## EXERCISE INSTRUCTIONS:
Every entry below must appear again, exactly as written.

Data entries
┌────────
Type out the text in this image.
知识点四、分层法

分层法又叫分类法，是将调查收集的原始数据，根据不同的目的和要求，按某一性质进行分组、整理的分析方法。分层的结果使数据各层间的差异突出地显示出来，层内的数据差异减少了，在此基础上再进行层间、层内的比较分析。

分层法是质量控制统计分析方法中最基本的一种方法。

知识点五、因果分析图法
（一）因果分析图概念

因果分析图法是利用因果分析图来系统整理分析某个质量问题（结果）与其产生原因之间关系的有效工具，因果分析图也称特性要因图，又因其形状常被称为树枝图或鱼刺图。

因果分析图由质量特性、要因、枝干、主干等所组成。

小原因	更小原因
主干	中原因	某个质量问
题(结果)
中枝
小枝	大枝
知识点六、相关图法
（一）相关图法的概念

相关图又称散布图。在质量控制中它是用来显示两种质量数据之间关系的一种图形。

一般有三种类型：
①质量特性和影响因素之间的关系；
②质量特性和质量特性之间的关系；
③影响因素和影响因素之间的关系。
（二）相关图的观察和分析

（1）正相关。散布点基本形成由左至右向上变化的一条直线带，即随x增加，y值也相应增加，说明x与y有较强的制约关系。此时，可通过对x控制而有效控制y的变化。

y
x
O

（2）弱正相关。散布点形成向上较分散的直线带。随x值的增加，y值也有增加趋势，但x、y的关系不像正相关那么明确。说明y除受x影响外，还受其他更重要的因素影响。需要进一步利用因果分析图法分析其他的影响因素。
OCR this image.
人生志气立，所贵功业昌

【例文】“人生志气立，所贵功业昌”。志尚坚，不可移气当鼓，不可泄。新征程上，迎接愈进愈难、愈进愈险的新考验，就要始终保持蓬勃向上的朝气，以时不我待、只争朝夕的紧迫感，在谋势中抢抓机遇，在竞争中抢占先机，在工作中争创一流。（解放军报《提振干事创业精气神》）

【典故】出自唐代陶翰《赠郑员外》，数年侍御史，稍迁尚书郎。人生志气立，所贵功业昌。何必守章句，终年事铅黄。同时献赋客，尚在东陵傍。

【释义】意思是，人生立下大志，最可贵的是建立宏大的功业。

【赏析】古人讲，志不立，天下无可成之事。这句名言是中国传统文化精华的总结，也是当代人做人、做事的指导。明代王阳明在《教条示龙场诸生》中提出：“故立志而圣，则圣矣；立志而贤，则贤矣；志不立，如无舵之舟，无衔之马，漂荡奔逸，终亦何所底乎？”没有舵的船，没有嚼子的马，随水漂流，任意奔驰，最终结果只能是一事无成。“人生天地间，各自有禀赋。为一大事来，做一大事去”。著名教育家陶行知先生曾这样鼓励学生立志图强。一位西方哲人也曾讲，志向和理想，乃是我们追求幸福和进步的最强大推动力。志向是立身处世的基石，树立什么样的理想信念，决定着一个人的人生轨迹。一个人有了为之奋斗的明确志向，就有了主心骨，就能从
└────────
## PROBLEM SOLUTION:
Type out the text in this image.
知识点四、分层法

分层法又叫分类法，是将调查收集的原始数据，根据不同的目的和要求，按某一性质进行分组、整理的分析方法。分层的结果使数据各层间的差异突出地显示出来，层内的数据差异减少了，在此基础上再进行层间、层内的比较分析。

分层法是质量控制统计分析方法中最基本的一种方法。

知识点五、因果分析图法
（一）因果分析图概念

因果分析图法是利用因果分析图来系统整理分析某个质量问题（结果）与其产生原因之间关系的有效工具，因果分析图也称特性要因图，又因其形状常被称为树枝图或鱼刺图。

因果分析图由质量特性、要因、枝干、主干等所组成。

小原因	更小原因
主干	中原因	某个质量问
题(结果)
中枝
小枝	大枝
知识点六、相关图法
（一）相关图法的概念

相关图又称散布图。在质量控制中它是用来显示两种质量数据之间关系的一种图形。

一般有三种类型：
①质量特性和影响因素之间的关系；
②质量特性和质量特性之间的关系；
③影响因素和影响因素之间的关系。
（二）相关图的观察和分析

（1）正相关。散布点基本形成由左至右向上变化的一条直线带，即随x增加，y值也相应增加，说明x与y有较强的制约关系。此时，可通过对x控制而有效控制y的变化。

y
x
O

（2）弱正相关。散布点形成向上较分散的直线带。随x值的增加，y值也有增加趋势，但x、y的关系不像正相关那么明确。说明y除受x影响外，还受其他更重要的因素影响。需要进一步利用因果分析图法分析其他的影响因素。
OCR this image.
人生志气立，所贵功业昌

【例文】“人生志气立，所贵功业昌”。志尚坚，不可移气当鼓，不可泄。新征程上，迎接愈进愈难、愈进愈险的新考验，就要始终保持蓬勃向上的朝气，以时不我待、只争朝夕的紧迫感，在谋势中抢抓机遇，在竞争中抢占先机，在工作中争创一流。（解放军报《提振干事创业精气神》）

【典故】出自唐代陶翰《赠郑员外》，数年侍御史，稍迁尚书郎。人生志气立，所贵功业昌。何必守章句，终年事铅黄。同时献赋客，尚在东陵傍。

【释义】意思是，人生立下大志，最可贵的是建立宏大的功业。

【赏析】古人讲，志不立，天下无可成之事。这句名言是中国传统文化精华的总结，也是当代人做人、做事的指导。明代王阳明在《教条示龙场诸生》中提出：“故立志而圣，则圣矣；立志而贤，则贤矣；志不立，如无舵之舟，无衔之马，漂荡奔逸，终亦何所底乎？”没有舵的船，没有嚼子的马，随水漂流，任意奔驰，最终结果只能是一事无成。“人生天地间，各自有禀赋。为一大事来，做一大事去”。著名教育家陶行知先生曾这样鼓励学生立志图强。一位西方哲人也曾讲，志向和理想，乃是我们追求幸福和进步的最强大推动力。志向是立身处世的基石，树立什么样的理想信念，决定着一个人的人生轨迹。一个人有了为之奋斗的明确志向，就有了主心骨，就能从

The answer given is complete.